> Available data:
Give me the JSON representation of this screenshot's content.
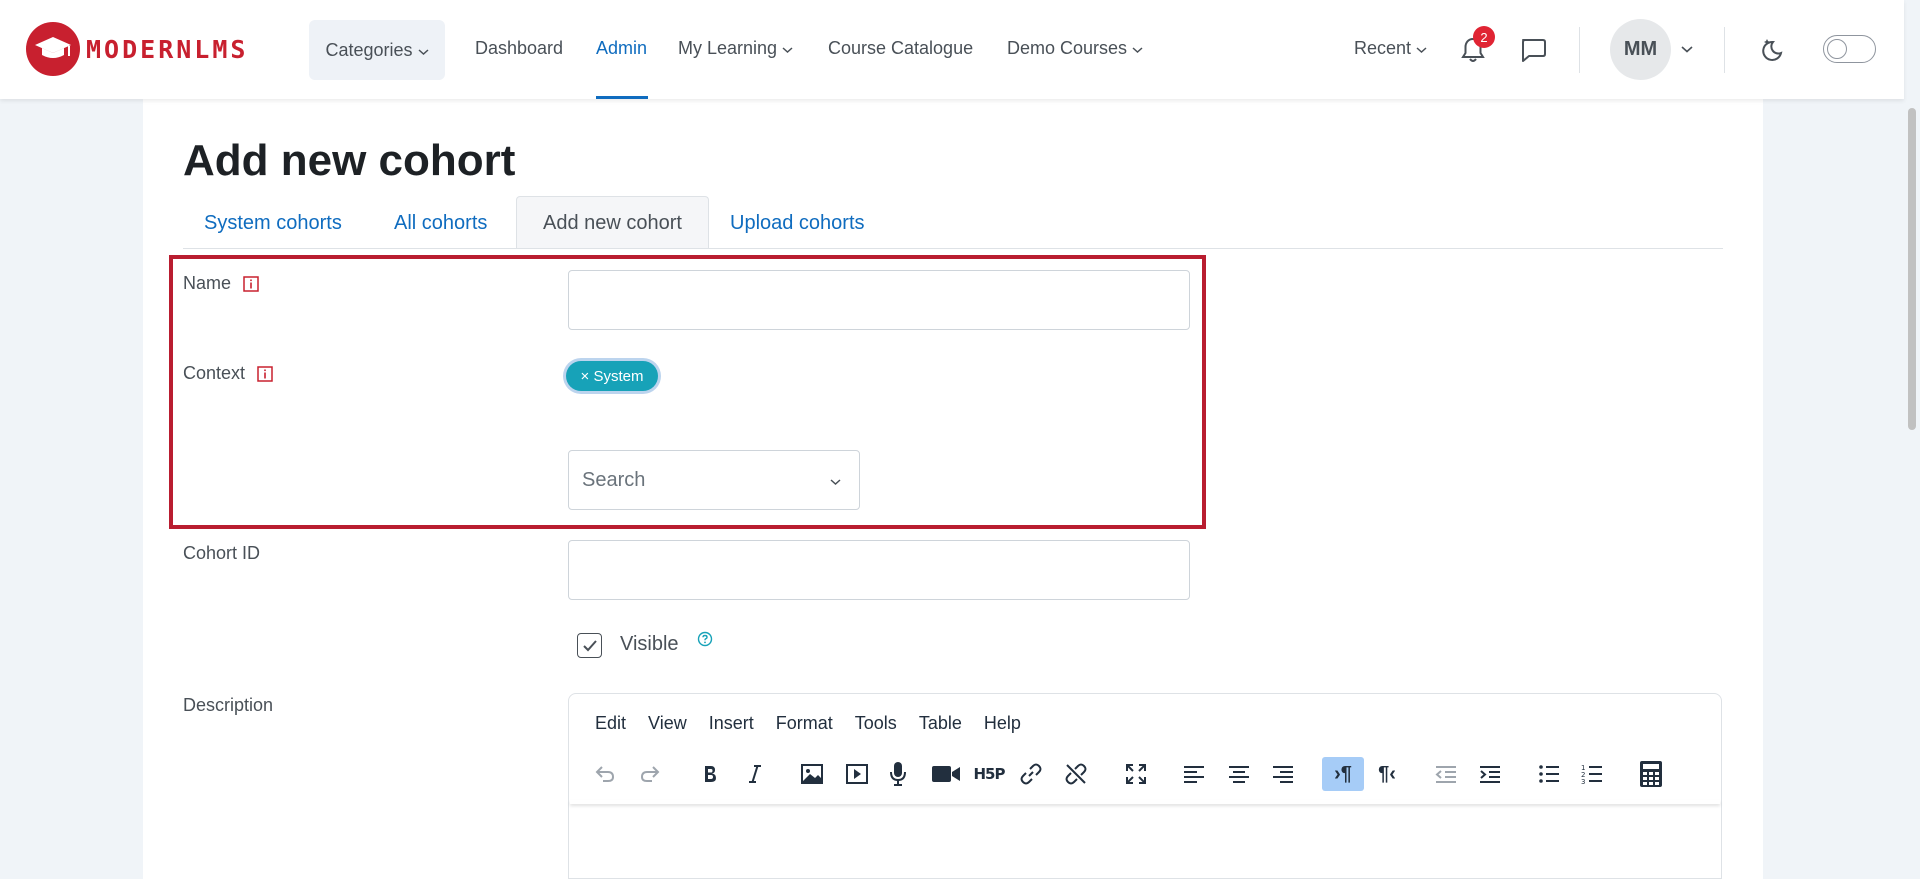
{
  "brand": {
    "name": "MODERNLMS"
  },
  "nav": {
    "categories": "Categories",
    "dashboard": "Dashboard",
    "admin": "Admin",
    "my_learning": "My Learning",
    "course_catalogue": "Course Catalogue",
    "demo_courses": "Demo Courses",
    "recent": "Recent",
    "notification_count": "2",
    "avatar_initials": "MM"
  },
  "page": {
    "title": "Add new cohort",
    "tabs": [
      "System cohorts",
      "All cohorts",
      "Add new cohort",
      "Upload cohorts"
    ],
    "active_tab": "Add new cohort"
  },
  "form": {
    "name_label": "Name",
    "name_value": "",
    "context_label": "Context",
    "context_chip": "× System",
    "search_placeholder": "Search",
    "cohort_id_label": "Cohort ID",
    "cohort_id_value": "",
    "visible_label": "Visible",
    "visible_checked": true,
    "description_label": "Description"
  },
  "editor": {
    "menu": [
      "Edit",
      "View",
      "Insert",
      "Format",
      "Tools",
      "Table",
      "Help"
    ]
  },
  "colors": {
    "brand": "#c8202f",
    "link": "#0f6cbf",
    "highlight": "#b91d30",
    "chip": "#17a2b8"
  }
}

> Problem to work on:
Using the material above, retype each entry exactly and omit the pictures.

> The completed task:
Give me the JSON representation of this screenshot's content.
{
  "brand": {
    "name": "MODERNLMS"
  },
  "nav": {
    "categories": "Categories",
    "dashboard": "Dashboard",
    "admin": "Admin",
    "my_learning": "My Learning",
    "course_catalogue": "Course Catalogue",
    "demo_courses": "Demo Courses",
    "recent": "Recent",
    "notification_count": "2",
    "avatar_initials": "MM"
  },
  "page": {
    "title": "Add new cohort",
    "tabs": [
      "System cohorts",
      "All cohorts",
      "Add new cohort",
      "Upload cohorts"
    ],
    "active_tab": "Add new cohort"
  },
  "form": {
    "name_label": "Name",
    "name_value": "",
    "context_label": "Context",
    "context_chip": "× System",
    "search_placeholder": "Search",
    "cohort_id_label": "Cohort ID",
    "cohort_id_value": "",
    "visible_label": "Visible",
    "visible_checked": true,
    "description_label": "Description"
  },
  "editor": {
    "menu": [
      "Edit",
      "View",
      "Insert",
      "Format",
      "Tools",
      "Table",
      "Help"
    ]
  },
  "colors": {
    "brand": "#c8202f",
    "link": "#0f6cbf",
    "highlight": "#b91d30",
    "chip": "#17a2b8"
  }
}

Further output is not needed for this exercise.